> **Your instructions**
From the entries that follow, gather each line holding the word "dire".

> **Dataset records**
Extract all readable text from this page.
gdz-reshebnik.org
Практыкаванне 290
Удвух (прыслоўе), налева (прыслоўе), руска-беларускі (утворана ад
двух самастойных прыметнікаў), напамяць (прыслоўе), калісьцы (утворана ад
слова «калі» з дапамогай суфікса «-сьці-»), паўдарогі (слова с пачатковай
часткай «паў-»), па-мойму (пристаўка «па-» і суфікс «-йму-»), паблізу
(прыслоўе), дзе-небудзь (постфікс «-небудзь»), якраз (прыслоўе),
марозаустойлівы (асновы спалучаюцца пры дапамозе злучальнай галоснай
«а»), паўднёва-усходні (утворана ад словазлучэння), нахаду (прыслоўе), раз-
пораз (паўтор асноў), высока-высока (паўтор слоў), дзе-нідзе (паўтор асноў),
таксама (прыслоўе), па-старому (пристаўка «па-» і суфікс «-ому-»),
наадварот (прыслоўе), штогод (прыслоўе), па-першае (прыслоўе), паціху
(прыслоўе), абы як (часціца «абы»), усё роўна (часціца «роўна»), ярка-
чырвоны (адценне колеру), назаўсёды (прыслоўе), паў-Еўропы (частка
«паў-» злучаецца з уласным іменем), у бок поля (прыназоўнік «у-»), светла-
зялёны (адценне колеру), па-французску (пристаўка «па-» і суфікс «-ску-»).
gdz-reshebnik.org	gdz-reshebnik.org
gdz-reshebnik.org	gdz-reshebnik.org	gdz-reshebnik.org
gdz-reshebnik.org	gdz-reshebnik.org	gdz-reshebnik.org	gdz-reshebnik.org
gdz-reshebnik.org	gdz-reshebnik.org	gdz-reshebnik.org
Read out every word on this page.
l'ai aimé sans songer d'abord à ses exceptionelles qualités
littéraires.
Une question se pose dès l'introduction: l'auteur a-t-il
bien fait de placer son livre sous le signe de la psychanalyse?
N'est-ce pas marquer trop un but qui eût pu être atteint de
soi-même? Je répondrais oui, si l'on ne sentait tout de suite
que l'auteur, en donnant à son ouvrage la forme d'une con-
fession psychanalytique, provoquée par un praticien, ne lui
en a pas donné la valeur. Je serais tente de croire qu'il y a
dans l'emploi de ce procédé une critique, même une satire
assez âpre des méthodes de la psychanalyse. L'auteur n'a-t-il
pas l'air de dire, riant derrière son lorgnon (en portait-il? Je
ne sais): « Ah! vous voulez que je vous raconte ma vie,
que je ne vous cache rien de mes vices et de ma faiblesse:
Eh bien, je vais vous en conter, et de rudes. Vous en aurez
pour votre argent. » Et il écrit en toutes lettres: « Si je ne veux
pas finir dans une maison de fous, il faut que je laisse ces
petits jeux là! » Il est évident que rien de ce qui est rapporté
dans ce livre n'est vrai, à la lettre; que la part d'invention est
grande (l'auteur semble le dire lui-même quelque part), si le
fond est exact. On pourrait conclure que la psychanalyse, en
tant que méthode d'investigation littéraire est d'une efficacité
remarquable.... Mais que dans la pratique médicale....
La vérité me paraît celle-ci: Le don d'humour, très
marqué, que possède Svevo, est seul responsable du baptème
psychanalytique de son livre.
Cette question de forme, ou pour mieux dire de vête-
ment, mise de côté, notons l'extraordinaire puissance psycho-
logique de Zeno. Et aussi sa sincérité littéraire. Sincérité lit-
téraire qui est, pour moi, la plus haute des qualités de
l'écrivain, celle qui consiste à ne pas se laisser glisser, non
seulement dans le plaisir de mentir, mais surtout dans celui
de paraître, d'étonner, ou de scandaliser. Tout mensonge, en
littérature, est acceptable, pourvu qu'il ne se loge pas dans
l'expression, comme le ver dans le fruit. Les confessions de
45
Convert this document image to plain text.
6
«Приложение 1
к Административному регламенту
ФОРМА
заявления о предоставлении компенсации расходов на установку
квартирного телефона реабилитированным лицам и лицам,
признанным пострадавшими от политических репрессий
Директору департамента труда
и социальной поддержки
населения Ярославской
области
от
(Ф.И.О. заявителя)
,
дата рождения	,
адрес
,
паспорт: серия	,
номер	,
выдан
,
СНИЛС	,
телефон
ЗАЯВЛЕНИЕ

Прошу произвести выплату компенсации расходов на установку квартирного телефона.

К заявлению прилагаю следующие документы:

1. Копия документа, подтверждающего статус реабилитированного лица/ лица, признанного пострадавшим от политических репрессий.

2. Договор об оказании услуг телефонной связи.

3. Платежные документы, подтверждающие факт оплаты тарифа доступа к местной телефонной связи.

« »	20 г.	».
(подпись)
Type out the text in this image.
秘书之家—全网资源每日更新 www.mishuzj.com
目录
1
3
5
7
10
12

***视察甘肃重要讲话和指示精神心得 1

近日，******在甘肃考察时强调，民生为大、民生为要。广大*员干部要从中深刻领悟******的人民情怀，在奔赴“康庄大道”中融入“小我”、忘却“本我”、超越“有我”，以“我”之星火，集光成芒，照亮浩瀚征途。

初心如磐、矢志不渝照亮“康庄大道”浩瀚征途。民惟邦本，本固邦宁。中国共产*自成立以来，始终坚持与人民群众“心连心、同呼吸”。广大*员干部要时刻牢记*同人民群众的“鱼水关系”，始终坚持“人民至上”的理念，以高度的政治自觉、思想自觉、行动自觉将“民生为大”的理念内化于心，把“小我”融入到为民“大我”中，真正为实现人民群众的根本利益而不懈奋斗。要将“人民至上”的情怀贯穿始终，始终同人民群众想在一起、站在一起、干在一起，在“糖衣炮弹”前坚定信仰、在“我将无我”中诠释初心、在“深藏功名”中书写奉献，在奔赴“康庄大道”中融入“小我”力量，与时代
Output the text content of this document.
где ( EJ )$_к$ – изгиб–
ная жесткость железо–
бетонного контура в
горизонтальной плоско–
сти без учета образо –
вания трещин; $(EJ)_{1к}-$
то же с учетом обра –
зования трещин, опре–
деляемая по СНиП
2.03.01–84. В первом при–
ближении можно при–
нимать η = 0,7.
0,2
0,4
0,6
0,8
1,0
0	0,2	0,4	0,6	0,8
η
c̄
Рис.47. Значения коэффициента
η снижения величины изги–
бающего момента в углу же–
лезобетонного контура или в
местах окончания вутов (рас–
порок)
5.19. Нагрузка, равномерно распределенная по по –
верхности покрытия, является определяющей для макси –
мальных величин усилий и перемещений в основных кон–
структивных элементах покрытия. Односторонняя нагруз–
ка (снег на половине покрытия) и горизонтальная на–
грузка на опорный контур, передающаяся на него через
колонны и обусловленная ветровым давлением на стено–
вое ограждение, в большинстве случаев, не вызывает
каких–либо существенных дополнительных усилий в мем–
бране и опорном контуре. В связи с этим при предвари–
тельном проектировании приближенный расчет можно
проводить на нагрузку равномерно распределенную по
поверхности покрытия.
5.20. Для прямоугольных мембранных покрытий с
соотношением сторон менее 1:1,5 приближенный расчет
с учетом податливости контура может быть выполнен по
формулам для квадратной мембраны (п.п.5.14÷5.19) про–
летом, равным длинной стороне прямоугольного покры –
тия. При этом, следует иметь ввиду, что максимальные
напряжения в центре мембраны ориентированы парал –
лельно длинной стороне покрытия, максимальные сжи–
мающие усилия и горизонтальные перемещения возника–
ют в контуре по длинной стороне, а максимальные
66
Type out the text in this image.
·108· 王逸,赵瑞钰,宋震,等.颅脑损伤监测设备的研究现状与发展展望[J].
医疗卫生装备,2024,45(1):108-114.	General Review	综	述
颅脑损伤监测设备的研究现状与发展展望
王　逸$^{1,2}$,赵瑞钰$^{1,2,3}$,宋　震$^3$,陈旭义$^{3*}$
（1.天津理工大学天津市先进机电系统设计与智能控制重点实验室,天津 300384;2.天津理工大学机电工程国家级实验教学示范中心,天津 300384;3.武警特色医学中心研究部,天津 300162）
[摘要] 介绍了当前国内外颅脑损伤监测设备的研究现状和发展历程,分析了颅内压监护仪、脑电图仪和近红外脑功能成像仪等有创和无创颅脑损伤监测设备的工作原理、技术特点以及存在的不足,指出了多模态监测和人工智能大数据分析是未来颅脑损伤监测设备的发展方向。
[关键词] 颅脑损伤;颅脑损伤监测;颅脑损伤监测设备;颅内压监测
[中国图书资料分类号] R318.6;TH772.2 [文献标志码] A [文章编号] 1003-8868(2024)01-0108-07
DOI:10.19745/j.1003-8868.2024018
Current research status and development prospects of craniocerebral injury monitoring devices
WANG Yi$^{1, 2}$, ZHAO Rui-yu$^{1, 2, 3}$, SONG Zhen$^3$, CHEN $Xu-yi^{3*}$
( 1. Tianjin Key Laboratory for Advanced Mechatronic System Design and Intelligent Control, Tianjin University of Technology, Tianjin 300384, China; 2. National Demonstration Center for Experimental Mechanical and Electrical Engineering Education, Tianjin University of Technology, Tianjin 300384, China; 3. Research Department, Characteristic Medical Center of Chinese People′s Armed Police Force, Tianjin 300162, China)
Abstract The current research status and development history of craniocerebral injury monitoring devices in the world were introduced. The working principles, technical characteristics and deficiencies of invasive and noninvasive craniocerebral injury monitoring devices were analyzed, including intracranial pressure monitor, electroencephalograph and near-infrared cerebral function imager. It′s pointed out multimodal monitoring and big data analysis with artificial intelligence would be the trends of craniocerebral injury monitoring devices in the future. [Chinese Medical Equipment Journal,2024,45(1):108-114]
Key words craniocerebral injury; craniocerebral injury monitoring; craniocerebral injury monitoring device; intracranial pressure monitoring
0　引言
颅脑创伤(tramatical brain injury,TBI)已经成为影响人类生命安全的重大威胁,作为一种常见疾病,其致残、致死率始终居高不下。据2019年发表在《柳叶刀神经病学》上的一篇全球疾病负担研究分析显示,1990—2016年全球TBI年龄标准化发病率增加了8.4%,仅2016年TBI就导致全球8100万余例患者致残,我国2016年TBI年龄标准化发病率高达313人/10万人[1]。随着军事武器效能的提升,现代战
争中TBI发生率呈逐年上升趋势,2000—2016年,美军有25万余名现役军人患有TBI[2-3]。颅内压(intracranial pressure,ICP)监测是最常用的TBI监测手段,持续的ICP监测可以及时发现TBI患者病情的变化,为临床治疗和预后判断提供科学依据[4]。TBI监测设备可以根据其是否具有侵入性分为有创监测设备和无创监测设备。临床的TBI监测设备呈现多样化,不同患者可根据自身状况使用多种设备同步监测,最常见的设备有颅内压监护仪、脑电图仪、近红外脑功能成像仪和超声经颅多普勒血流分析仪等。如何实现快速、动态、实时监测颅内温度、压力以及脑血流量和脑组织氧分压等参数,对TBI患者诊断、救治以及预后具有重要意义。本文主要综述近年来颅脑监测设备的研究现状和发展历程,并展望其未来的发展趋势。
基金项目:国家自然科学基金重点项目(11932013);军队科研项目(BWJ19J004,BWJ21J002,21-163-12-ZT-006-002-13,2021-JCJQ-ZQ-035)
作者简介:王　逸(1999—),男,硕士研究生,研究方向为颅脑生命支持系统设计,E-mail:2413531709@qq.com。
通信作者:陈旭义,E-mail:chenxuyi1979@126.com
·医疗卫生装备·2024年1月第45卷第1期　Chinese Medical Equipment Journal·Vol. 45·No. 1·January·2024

> **Result of the exercise**
pas l'air de dire, riant derrière son lorgnon (en portait-il? Je
grande (l'auteur semble le dire lui-même quelque part), si le
Cette question de forme, ou pour mieux dire de vête-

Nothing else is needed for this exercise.